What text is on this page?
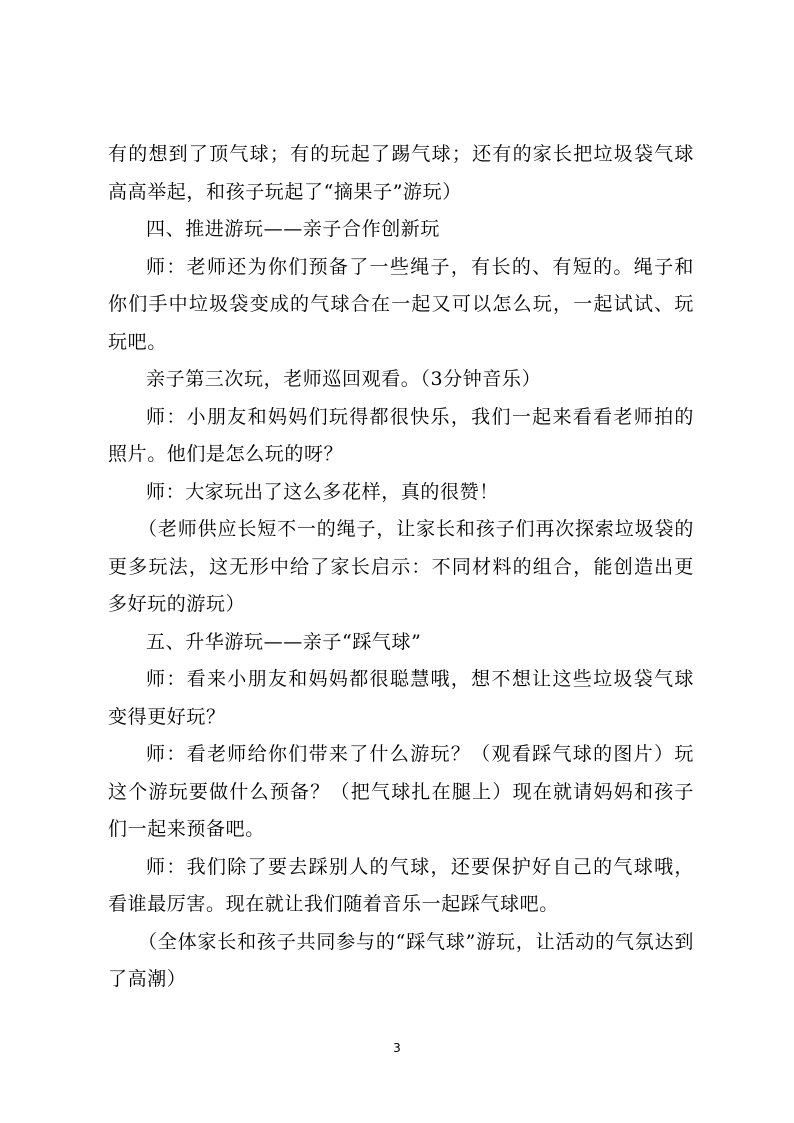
有的想到了顶气球；有的玩起了踢气球；还有的家长把垃圾袋气球高高举起，和孩子玩起了“摘果子”游玩）

四、推进游玩——亲子合作创新玩

师：老师还为你们预备了一些绳子，有长的、有短的。绳子和你们手中垃圾袋变成的气球合在一起又可以怎么玩，一起试试、玩玩吧。

亲子第三次玩，老师巡回观看。（3分钟音乐）

师：小朋友和妈妈们玩得都很快乐，我们一起来看看老师拍的照片。他们是怎么玩的呀？

师：大家玩出了这么多花样，真的很赞！

（老师供应长短不一的绳子，让家长和孩子们再次探索垃圾袋的更多玩法，这无形中给了家长启示：不同材料的组合，能创造出更多好玩的游玩）

五、升华游玩——亲子“踩气球”

师：看来小朋友和妈妈都很聪慧哦，想不想让这些垃圾袋气球变得更好玩？

师：看老师给你们带来了什么游玩？（观看踩气球的图片）玩这个游玩要做什么预备？（把气球扎在腿上）现在就请妈妈和孩子们一起来预备吧。

师：我们除了要去踩别人的气球，还要保护好自己的气球哦，看谁最厉害。现在就让我们随着音乐一起踩气球吧。

（全体家长和孩子共同参与的“踩气球”游玩，让活动的气氛达到了高潮）

3
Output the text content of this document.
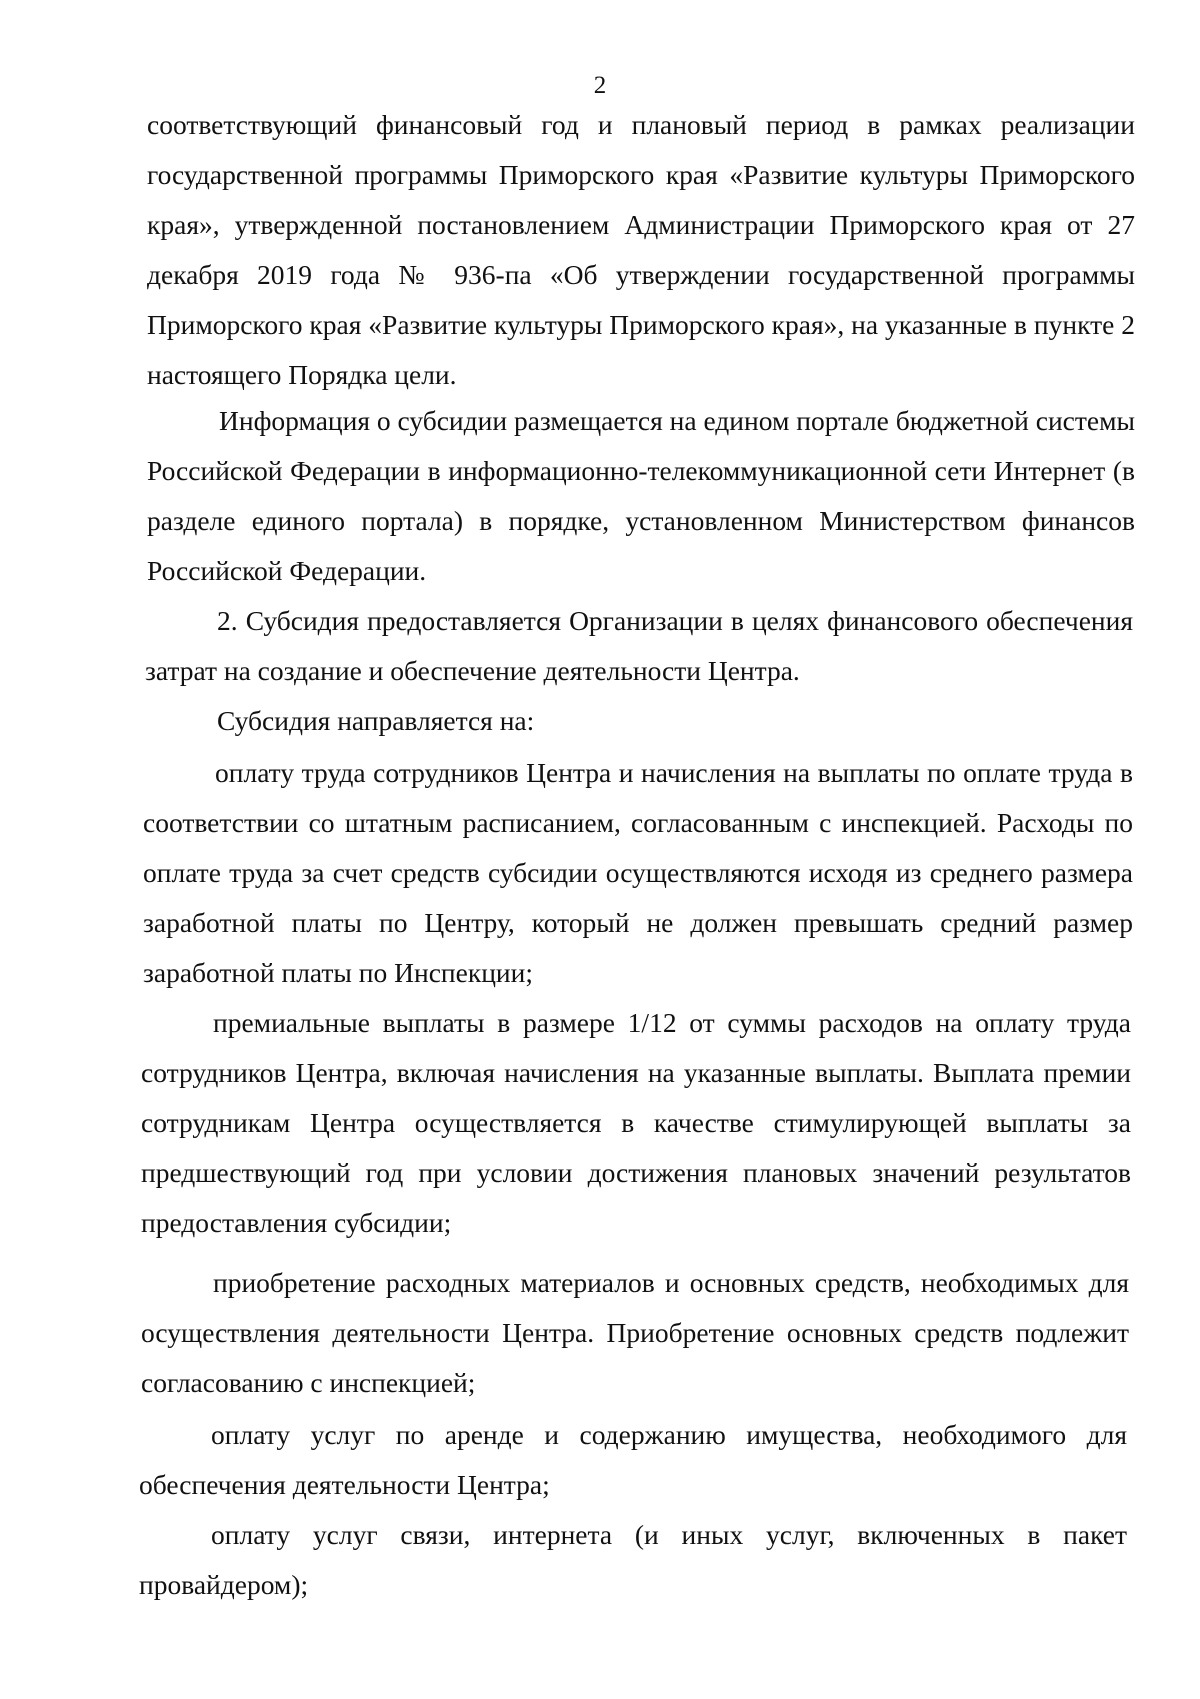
2

соответствующий финансовый год и плановый период в рамках реализации государственной программы Приморского края «Развитие культуры Приморского края», утвержденной постановлением Администрации Приморского края от 27 декабря 2019 года № 936-па «Об утверждении государственной программы Приморского края «Развитие культуры Приморского края», на указанные в пункте 2 настоящего Порядка цели.

Информация о субсидии размещается на едином портале бюджетной системы Российской Федерации в информационно-телекоммуникационной сети Интернет (в разделе единого портала) в порядке, установленном Министерством финансов Российской Федерации.

2. Субсидия предоставляется Организации в целях финансового обеспечения затрат на создание и обеспечение деятельности Центра.

Субсидия направляется на:

оплату труда сотрудников Центра и начисления на выплаты по оплате труда в соответствии со штатным расписанием, согласованным с инспекцией. Расходы по оплате труда за счет средств субсидии осуществляются исходя из среднего размера заработной платы по Центру, который не должен превышать средний размер заработной платы по Инспекции;

премиальные выплаты в размере 1/12 от суммы расходов на оплату труда сотрудников Центра, включая начисления на указанные выплаты. Выплата премии сотрудникам Центра осуществляется в качестве стимулирующей выплаты за предшествующий год при условии достижения плановых значений результатов предоставления субсидии;

приобретение расходных материалов и основных средств, необходимых для осуществления деятельности Центра. Приобретение основных средств подлежит согласованию с инспекцией;

оплату услуг по аренде и содержанию имущества, необходимого для обеспечения деятельности Центра;

оплату услуг связи, интернета (и иных услуг, включенных в пакет провайдером);
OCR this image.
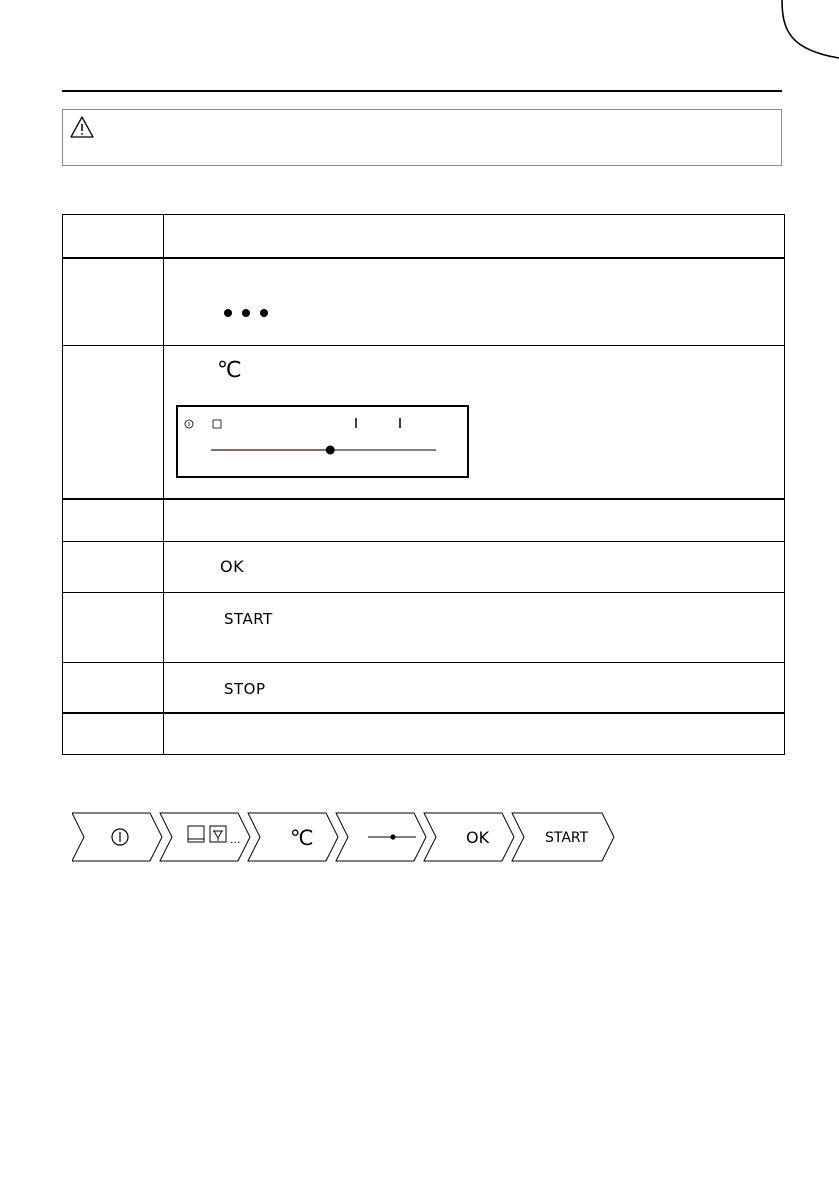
	℃

	OK

	START

	STOP

... ℃	OK	START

Task: List the lines of the material in which the word "деятельности" occurs.

Final result:
2. Субсидия предоставляется Организации в целях финансового обеспечения затрат на создание и обеспечение деятельности Центра.
приобретение расходных материалов и основных средств, необходимых для осуществления деятельности Центра. Приобретение основных средств подлежит согласованию с инспекцией;
оплату услуг по аренде и содержанию имущества, необходимого для обеспечения деятельности Центра;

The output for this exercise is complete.